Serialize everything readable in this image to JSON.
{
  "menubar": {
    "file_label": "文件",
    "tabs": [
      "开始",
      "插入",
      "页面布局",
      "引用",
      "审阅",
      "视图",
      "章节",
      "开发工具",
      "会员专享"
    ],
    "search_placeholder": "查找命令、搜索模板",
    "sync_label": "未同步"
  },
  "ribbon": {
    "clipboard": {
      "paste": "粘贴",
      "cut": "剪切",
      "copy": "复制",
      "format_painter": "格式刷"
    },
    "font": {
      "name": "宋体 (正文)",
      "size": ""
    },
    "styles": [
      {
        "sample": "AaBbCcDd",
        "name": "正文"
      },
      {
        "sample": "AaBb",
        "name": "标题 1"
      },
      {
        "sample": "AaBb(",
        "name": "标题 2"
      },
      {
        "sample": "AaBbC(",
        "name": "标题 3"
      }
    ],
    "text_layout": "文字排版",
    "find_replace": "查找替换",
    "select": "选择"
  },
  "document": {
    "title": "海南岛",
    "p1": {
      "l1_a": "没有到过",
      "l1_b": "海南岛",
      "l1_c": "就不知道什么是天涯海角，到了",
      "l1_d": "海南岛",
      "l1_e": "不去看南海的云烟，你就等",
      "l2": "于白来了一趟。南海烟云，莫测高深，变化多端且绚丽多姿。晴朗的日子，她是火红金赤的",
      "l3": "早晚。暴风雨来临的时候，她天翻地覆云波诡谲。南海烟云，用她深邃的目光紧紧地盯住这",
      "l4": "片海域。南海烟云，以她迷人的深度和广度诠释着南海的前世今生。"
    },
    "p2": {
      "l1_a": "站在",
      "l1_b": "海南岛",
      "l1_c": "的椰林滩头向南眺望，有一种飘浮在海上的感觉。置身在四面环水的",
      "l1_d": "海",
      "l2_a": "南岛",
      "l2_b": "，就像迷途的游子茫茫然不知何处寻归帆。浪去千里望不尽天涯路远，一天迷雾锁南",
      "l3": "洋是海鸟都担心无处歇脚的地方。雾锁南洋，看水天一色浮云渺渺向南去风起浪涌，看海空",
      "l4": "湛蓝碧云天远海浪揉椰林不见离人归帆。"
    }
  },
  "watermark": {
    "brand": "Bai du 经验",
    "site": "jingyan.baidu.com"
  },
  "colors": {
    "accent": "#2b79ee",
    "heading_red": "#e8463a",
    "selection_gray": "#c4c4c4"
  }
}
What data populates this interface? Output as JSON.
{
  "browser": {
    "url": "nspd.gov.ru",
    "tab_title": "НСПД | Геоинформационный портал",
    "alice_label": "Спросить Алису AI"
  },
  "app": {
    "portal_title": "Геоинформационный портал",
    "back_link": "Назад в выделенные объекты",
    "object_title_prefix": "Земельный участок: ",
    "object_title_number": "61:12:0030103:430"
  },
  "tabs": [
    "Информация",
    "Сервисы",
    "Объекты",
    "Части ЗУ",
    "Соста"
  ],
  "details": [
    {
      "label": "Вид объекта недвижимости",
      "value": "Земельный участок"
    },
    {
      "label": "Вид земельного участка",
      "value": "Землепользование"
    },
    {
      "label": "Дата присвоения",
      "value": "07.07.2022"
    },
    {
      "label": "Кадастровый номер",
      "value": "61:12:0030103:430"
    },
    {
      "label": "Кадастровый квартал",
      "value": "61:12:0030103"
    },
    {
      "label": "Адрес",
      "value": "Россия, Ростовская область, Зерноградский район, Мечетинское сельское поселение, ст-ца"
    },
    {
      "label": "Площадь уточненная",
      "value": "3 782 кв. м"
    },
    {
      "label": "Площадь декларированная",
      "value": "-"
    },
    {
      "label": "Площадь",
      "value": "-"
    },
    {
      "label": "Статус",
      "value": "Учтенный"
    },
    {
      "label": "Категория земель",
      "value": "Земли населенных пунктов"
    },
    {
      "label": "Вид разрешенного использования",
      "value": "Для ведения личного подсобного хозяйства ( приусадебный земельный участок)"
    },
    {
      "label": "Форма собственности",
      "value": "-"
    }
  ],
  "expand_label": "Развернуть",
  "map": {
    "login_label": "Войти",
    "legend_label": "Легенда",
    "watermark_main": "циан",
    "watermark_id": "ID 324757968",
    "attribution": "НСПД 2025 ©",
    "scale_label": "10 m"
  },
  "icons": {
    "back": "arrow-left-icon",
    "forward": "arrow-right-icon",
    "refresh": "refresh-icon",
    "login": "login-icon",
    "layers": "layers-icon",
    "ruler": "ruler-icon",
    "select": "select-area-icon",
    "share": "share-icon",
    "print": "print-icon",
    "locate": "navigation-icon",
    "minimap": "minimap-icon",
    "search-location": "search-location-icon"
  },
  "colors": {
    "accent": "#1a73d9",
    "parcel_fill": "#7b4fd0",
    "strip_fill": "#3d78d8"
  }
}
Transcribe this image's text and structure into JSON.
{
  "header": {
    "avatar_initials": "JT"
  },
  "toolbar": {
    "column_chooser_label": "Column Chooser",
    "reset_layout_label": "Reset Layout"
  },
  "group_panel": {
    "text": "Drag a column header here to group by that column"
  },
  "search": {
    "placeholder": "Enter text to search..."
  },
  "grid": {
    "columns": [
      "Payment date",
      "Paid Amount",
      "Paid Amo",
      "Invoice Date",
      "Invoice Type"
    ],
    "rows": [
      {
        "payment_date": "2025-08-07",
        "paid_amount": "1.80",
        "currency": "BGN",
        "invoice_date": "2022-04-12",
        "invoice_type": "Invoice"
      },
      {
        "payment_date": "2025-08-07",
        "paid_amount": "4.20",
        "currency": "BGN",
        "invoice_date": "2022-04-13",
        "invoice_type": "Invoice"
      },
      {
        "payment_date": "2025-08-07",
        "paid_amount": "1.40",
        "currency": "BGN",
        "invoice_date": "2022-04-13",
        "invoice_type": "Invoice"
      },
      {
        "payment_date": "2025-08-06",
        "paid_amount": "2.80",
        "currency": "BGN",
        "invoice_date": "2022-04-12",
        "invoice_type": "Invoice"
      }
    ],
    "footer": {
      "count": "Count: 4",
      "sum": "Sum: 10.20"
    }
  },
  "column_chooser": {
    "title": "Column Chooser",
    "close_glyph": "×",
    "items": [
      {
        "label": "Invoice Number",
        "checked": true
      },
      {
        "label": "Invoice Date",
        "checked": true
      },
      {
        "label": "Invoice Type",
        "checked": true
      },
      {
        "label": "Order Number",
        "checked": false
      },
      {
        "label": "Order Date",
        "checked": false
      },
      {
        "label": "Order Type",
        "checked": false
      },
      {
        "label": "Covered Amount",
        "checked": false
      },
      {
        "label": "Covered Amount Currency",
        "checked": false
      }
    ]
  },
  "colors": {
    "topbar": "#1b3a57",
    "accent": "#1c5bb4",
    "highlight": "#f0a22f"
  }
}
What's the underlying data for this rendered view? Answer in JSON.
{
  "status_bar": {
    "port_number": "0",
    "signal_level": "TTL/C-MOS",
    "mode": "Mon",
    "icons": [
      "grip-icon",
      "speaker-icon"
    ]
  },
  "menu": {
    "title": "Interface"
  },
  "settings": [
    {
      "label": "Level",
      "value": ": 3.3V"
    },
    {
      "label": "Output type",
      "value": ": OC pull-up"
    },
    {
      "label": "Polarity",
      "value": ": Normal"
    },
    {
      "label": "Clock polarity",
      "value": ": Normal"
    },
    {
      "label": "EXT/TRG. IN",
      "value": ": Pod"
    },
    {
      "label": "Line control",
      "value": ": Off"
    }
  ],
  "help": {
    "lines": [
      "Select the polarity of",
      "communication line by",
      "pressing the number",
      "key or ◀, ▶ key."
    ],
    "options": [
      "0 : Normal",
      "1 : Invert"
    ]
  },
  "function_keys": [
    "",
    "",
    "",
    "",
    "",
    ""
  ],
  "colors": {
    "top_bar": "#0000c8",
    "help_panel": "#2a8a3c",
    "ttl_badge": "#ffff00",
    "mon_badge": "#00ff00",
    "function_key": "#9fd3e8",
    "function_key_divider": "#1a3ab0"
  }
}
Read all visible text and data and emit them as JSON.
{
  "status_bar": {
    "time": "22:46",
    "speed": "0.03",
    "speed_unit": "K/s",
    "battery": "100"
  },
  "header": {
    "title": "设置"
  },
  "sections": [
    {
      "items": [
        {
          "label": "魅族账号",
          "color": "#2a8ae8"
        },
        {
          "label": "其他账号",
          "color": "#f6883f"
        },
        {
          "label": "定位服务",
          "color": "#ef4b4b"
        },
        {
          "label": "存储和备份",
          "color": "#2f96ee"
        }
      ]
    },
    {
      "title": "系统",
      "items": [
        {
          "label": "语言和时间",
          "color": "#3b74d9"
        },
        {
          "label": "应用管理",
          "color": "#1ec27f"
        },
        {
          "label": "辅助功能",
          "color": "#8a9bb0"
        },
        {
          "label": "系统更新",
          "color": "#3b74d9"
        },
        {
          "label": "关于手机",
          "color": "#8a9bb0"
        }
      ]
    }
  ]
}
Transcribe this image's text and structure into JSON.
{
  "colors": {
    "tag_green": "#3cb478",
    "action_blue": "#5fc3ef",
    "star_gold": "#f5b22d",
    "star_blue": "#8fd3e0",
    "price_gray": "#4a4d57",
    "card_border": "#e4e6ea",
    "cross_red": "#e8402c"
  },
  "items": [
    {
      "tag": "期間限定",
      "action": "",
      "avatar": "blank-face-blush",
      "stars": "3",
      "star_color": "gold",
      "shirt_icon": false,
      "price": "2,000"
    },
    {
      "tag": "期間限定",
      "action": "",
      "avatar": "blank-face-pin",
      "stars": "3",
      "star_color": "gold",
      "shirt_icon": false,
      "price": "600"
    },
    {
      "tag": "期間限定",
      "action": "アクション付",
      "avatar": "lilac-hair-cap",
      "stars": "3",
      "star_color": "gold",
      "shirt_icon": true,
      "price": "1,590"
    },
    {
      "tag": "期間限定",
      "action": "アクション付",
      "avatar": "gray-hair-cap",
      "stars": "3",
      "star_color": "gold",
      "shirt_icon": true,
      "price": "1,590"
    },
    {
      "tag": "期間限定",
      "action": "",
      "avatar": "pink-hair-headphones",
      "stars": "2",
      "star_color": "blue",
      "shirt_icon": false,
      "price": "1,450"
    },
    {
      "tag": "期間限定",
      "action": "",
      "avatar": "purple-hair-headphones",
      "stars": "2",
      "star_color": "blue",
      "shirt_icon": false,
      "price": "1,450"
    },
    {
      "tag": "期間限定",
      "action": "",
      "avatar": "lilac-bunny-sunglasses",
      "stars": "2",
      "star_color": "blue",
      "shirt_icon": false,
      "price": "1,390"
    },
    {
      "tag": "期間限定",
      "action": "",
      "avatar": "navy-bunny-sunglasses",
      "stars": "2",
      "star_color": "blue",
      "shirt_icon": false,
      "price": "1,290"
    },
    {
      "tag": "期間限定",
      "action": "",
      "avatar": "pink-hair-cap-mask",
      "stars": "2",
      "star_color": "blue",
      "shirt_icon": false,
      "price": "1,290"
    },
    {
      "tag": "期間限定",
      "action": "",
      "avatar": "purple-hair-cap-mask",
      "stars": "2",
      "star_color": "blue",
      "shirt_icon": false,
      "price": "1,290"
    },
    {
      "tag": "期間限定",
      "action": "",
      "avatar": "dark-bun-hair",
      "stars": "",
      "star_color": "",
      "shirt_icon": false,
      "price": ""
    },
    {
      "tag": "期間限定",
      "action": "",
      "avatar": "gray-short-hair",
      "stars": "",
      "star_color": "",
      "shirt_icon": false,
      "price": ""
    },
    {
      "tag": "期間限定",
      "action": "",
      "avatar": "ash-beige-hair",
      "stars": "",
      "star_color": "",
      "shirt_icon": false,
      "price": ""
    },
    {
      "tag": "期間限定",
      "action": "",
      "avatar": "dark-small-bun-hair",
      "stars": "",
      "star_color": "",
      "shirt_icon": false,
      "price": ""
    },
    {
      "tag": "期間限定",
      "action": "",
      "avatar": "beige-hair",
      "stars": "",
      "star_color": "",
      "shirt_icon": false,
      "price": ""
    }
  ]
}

-- -- --

Filter lines by "sunglasses" and return each hit.

      "avatar": "lilac-bunny-sunglasses",
      "avatar": "navy-bunny-sunglasses",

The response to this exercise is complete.